>> start Data records

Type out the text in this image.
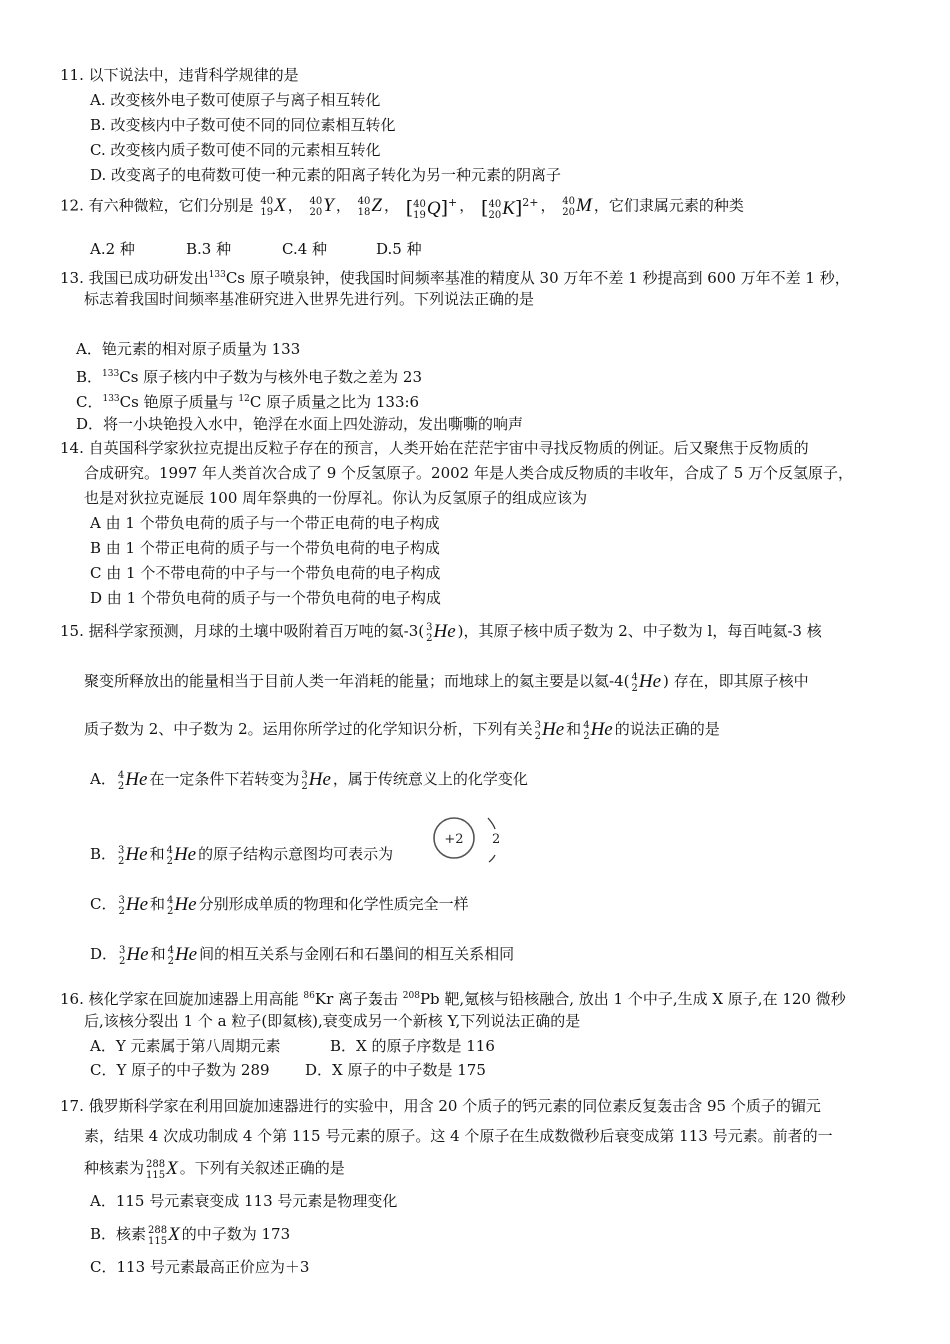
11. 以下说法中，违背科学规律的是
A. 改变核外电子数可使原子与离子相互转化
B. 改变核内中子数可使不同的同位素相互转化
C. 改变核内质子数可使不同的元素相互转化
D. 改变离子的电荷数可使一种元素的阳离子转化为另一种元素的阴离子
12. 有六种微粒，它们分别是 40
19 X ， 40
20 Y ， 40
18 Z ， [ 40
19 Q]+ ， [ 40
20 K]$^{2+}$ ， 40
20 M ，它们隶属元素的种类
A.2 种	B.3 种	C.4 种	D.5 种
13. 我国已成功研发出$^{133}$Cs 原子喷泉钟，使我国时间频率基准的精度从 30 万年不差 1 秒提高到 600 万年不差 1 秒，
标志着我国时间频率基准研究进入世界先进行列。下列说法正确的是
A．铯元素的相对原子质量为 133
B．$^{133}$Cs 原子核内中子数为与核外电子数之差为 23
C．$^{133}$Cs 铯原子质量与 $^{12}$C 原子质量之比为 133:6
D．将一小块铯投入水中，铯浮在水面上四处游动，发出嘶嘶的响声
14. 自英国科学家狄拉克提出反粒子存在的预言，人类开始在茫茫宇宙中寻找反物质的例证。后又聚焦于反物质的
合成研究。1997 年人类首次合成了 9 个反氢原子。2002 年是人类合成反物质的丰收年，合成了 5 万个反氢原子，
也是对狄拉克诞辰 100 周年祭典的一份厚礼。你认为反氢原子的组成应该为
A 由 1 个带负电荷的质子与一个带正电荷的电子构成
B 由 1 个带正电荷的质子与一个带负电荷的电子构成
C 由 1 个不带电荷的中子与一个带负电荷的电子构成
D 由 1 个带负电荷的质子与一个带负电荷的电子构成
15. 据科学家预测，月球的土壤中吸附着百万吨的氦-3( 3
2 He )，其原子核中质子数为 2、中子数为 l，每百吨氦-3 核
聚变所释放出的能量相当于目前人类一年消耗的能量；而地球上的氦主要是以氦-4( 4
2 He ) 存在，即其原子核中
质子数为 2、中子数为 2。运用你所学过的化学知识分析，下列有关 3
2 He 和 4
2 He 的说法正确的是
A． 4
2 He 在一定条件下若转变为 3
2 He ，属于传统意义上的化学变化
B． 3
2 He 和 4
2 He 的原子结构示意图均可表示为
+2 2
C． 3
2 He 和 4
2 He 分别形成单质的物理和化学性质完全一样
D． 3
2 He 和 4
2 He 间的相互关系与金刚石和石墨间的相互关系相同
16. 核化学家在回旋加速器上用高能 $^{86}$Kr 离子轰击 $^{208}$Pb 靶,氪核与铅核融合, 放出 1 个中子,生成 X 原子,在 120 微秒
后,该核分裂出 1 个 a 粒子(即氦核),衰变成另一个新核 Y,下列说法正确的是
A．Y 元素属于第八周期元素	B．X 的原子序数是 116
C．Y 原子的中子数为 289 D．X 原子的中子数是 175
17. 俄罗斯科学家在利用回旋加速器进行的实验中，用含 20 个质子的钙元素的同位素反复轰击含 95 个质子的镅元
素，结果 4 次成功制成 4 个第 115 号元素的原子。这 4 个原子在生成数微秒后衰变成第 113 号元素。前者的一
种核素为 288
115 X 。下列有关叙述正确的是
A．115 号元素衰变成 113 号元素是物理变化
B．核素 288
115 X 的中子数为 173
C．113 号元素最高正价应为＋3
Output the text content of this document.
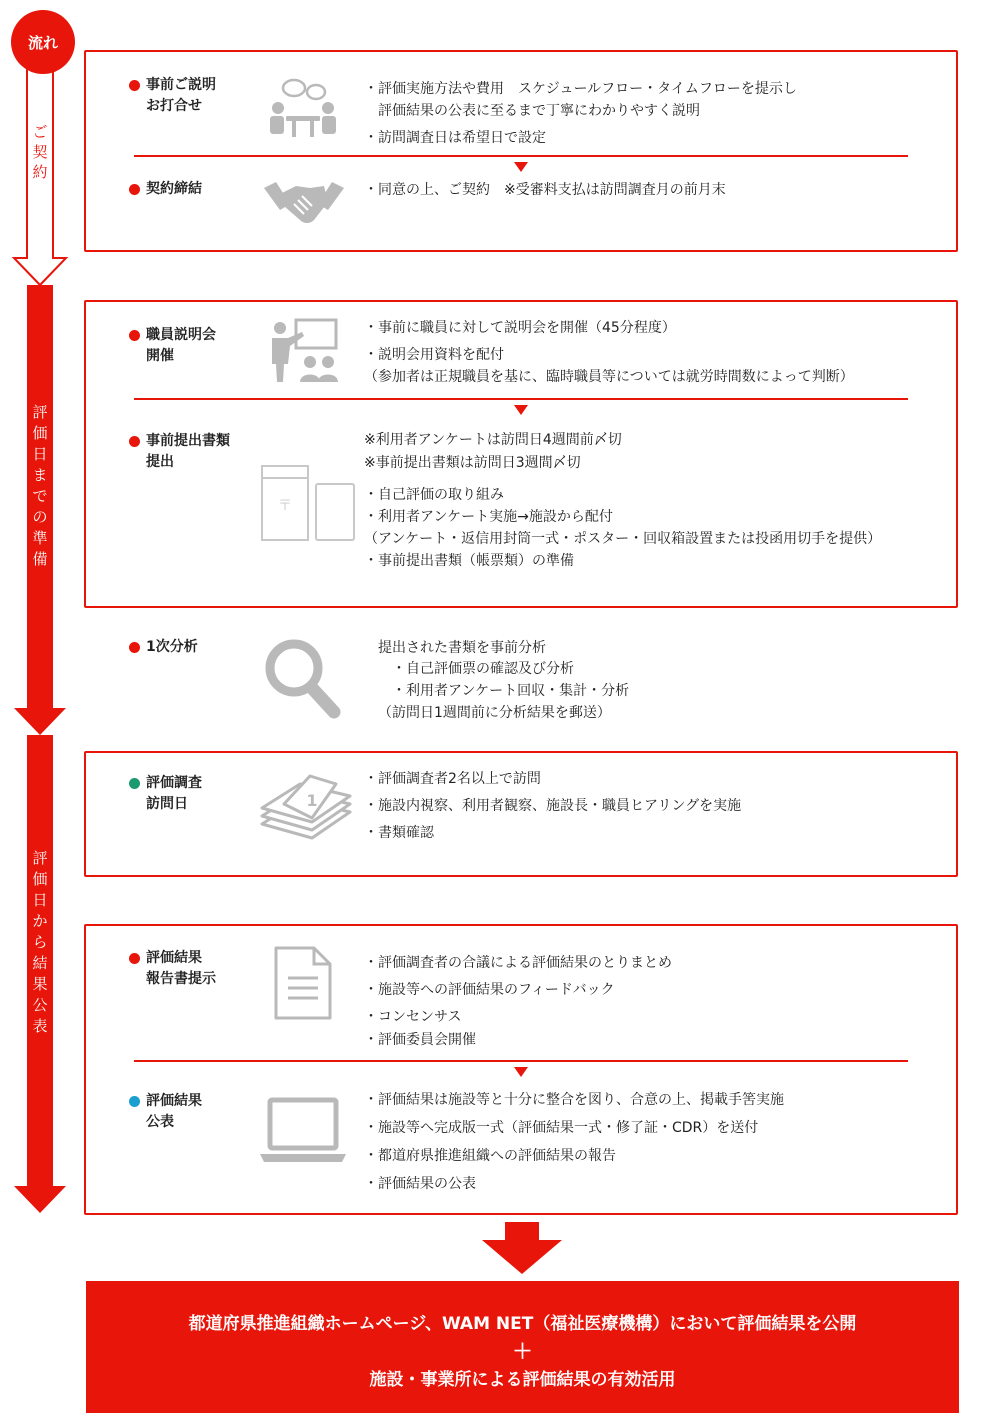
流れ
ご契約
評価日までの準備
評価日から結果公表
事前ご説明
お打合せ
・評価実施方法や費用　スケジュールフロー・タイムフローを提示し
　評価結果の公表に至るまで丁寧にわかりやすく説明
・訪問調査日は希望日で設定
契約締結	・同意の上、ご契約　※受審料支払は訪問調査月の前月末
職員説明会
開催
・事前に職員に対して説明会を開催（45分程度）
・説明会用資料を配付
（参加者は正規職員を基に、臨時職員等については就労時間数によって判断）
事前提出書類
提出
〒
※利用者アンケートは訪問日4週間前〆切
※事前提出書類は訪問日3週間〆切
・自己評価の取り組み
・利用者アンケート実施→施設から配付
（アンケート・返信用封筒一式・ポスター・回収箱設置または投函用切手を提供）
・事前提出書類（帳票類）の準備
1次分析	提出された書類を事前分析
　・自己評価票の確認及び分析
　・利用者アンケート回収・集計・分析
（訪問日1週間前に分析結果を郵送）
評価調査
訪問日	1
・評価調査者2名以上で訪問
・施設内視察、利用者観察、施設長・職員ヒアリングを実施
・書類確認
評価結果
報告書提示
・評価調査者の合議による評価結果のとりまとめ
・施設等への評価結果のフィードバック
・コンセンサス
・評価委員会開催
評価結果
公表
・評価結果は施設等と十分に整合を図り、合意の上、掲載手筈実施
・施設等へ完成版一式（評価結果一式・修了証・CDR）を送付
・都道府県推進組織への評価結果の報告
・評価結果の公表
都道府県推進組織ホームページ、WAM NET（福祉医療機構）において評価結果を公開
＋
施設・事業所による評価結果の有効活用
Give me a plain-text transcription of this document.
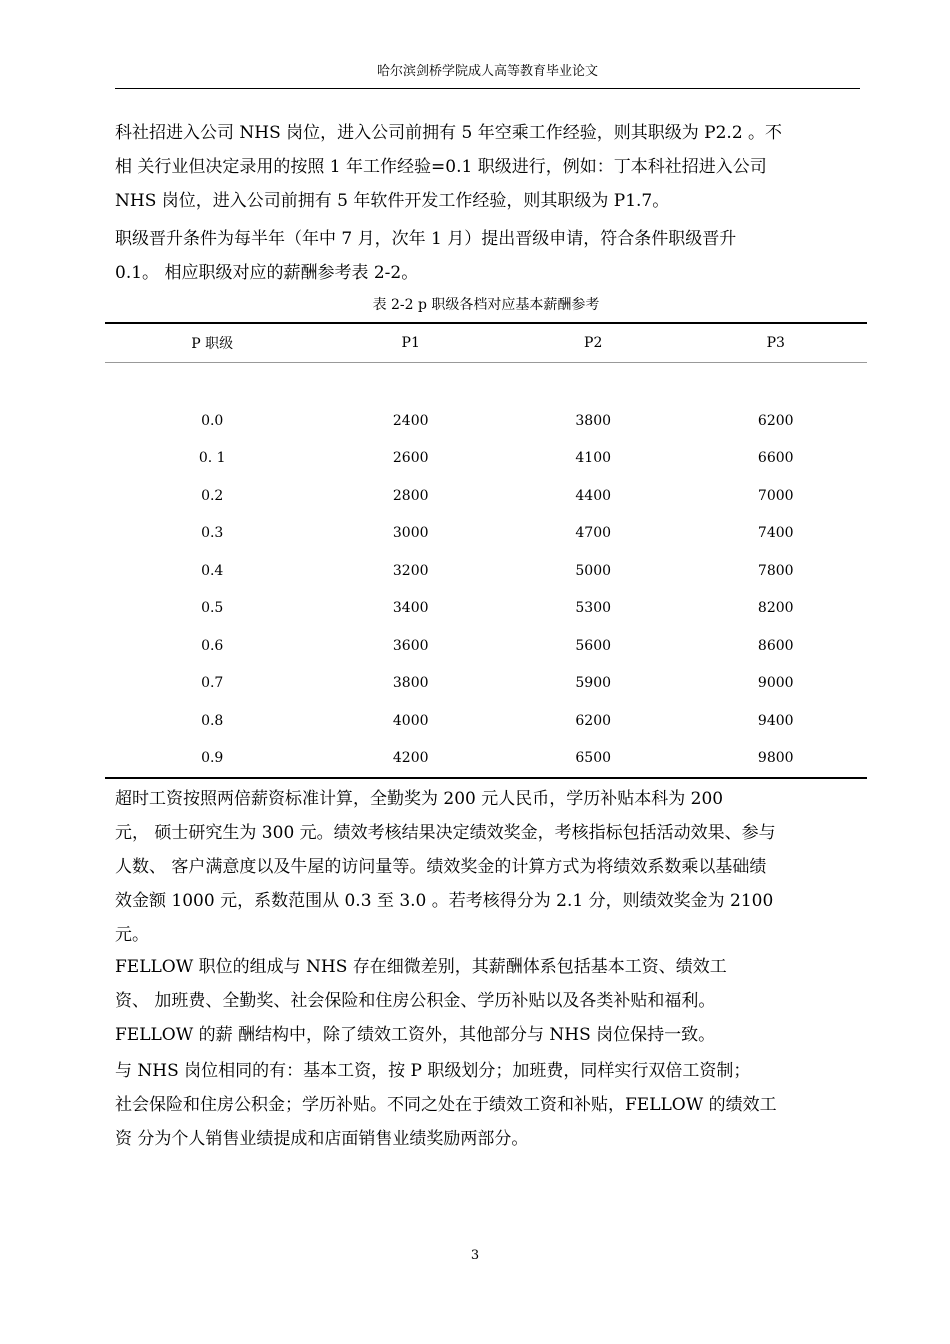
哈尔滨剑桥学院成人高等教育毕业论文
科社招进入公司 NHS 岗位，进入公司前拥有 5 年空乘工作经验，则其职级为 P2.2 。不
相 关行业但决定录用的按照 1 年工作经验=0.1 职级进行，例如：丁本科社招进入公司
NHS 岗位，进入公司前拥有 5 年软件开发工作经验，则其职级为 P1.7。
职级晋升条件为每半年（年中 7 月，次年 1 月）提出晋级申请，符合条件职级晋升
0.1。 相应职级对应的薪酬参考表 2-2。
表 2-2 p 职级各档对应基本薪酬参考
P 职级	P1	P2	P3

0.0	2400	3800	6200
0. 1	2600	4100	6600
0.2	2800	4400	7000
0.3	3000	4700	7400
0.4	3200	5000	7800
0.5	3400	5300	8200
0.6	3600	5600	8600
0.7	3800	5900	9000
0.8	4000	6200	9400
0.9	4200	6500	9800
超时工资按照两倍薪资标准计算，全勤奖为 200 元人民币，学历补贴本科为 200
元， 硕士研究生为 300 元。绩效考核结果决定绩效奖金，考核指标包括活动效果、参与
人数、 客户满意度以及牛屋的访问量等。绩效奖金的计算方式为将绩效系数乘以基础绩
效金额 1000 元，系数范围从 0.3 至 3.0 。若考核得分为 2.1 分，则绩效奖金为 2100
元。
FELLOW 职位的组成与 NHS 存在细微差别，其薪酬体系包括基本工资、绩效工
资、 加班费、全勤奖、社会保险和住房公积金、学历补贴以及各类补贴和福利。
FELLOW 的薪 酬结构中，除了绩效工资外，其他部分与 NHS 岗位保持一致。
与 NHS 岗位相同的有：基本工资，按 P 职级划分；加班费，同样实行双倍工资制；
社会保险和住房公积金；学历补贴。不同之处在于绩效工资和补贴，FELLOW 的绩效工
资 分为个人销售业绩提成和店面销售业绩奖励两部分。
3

>> end Data records

Exercise
The records above are to be reproduced exactly; the pictures are to be left out.

Finished task
Type out the text in this image.
11. 以下说法中，违背科学规律的是
A. 改变核外电子数可使原子与离子相互转化
B. 改变核内中子数可使不同的同位素相互转化
C. 改变核内质子数可使不同的元素相互转化
D. 改变离子的电荷数可使一种元素的阳离子转化为另一种元素的阴离子
12. 有六种微粒，它们分别是 40
19 X ， 40
20 Y ， 40
18 Z ， [ 40
19 Q]+ ， [ 40
20 K]$^{2+}$ ， 40
20 M ，它们隶属元素的种类
A.2 种	B.3 种	C.4 种	D.5 种
13. 我国已成功研发出$^{133}$Cs 原子喷泉钟，使我国时间频率基准的精度从 30 万年不差 1 秒提高到 600 万年不差 1 秒，
标志着我国时间频率基准研究进入世界先进行列。下列说法正确的是
A．铯元素的相对原子质量为 133
B．$^{133}$Cs 原子核内中子数为与核外电子数之差为 23
C．$^{133}$Cs 铯原子质量与 $^{12}$C 原子质量之比为 133:6
D．将一小块铯投入水中，铯浮在水面上四处游动，发出嘶嘶的响声
14. 自英国科学家狄拉克提出反粒子存在的预言，人类开始在茫茫宇宙中寻找反物质的例证。后又聚焦于反物质的
合成研究。1997 年人类首次合成了 9 个反氢原子。2002 年是人类合成反物质的丰收年，合成了 5 万个反氢原子，
也是对狄拉克诞辰 100 周年祭典的一份厚礼。你认为反氢原子的组成应该为
A 由 1 个带负电荷的质子与一个带正电荷的电子构成
B 由 1 个带正电荷的质子与一个带负电荷的电子构成
C 由 1 个不带电荷的中子与一个带负电荷的电子构成
D 由 1 个带负电荷的质子与一个带负电荷的电子构成
15. 据科学家预测，月球的土壤中吸附着百万吨的氦-3( 3
2 He )，其原子核中质子数为 2、中子数为 l，每百吨氦-3 核
聚变所释放出的能量相当于目前人类一年消耗的能量；而地球上的氦主要是以氦-4( 4
2 He ) 存在，即其原子核中
质子数为 2、中子数为 2。运用你所学过的化学知识分析，下列有关 3
2 He 和 4
2 He 的说法正确的是
A． 4
2 He 在一定条件下若转变为 3
2 He ，属于传统意义上的化学变化
B． 3
2 He 和 4
2 He 的原子结构示意图均可表示为
+2 2
C． 3
2 He 和 4
2 He 分别形成单质的物理和化学性质完全一样
D． 3
2 He 和 4
2 He 间的相互关系与金刚石和石墨间的相互关系相同
16. 核化学家在回旋加速器上用高能 $^{86}$Kr 离子轰击 $^{208}$Pb 靶,氪核与铅核融合, 放出 1 个中子,生成 X 原子,在 120 微秒
后,该核分裂出 1 个 a 粒子(即氦核),衰变成另一个新核 Y,下列说法正确的是
A．Y 元素属于第八周期元素	B．X 的原子序数是 116
C．Y 原子的中子数为 289 D．X 原子的中子数是 175
17. 俄罗斯科学家在利用回旋加速器进行的实验中，用含 20 个质子的钙元素的同位素反复轰击含 95 个质子的镅元
素，结果 4 次成功制成 4 个第 115 号元素的原子。这 4 个原子在生成数微秒后衰变成第 113 号元素。前者的一
种核素为 288
115 X 。下列有关叙述正确的是
A．115 号元素衰变成 113 号元素是物理变化
B．核素 288
115 X 的中子数为 173
C．113 号元素最高正价应为＋3
Output the text content of this document.
流れ
ご契約
評価日までの準備
評価日から結果公表
事前ご説明
お打合せ
・評価実施方法や費用　スケジュールフロー・タイムフローを提示し
　評価結果の公表に至るまで丁寧にわかりやすく説明
・訪問調査日は希望日で設定
契約締結	・同意の上、ご契約　※受審料支払は訪問調査月の前月末
職員説明会
開催
・事前に職員に対して説明会を開催（45分程度）
・説明会用資料を配付
（参加者は正規職員を基に、臨時職員等については就労時間数によって判断）
事前提出書類
提出
〒
※利用者アンケートは訪問日4週間前〆切
※事前提出書類は訪問日3週間〆切
・自己評価の取り組み
・利用者アンケート実施→施設から配付
（アンケート・返信用封筒一式・ポスター・回収箱設置または投函用切手を提供）
・事前提出書類（帳票類）の準備
1次分析	提出された書類を事前分析
　・自己評価票の確認及び分析
　・利用者アンケート回収・集計・分析
（訪問日1週間前に分析結果を郵送）
評価調査
訪問日	1
・評価調査者2名以上で訪問
・施設内視察、利用者観察、施設長・職員ヒアリングを実施
・書類確認
評価結果
報告書提示
・評価調査者の合議による評価結果のとりまとめ
・施設等への評価結果のフィードバック
・コンセンサス
・評価委員会開催
評価結果
公表
・評価結果は施設等と十分に整合を図り、合意の上、掲載手筈実施
・施設等へ完成版一式（評価結果一式・修了証・CDR）を送付
・都道府県推進組織への評価結果の報告
・評価結果の公表
都道府県推進組織ホームページ、WAM NET（福祉医療機構）において評価結果を公開
＋
施設・事業所による評価結果の有効活用
Give me a plain-text transcription of this document.
哈尔滨剑桥学院成人高等教育毕业论文
科社招进入公司 NHS 岗位，进入公司前拥有 5 年空乘工作经验，则其职级为 P2.2 。不
相 关行业但决定录用的按照 1 年工作经验=0.1 职级进行，例如：丁本科社招进入公司
NHS 岗位，进入公司前拥有 5 年软件开发工作经验，则其职级为 P1.7。
职级晋升条件为每半年（年中 7 月，次年 1 月）提出晋级申请，符合条件职级晋升
0.1。 相应职级对应的薪酬参考表 2-2。
表 2-2 p 职级各档对应基本薪酬参考
P 职级	P1	P2	P3

0.0	2400	3800	6200
0. 1	2600	4100	6600
0.2	2800	4400	7000
0.3	3000	4700	7400
0.4	3200	5000	7800
0.5	3400	5300	8200
0.6	3600	5600	8600
0.7	3800	5900	9000
0.8	4000	6200	9400
0.9	4200	6500	9800
超时工资按照两倍薪资标准计算，全勤奖为 200 元人民币，学历补贴本科为 200
元， 硕士研究生为 300 元。绩效考核结果决定绩效奖金，考核指标包括活动效果、参与
人数、 客户满意度以及牛屋的访问量等。绩效奖金的计算方式为将绩效系数乘以基础绩
效金额 1000 元，系数范围从 0.3 至 3.0 。若考核得分为 2.1 分，则绩效奖金为 2100
元。
FELLOW 职位的组成与 NHS 存在细微差别，其薪酬体系包括基本工资、绩效工
资、 加班费、全勤奖、社会保险和住房公积金、学历补贴以及各类补贴和福利。
FELLOW 的薪 酬结构中，除了绩效工资外，其他部分与 NHS 岗位保持一致。
与 NHS 岗位相同的有：基本工资，按 P 职级划分；加班费，同样实行双倍工资制；
社会保险和住房公积金；学历补贴。不同之处在于绩效工资和补贴，FELLOW 的绩效工
资 分为个人销售业绩提成和店面销售业绩奖励两部分。
3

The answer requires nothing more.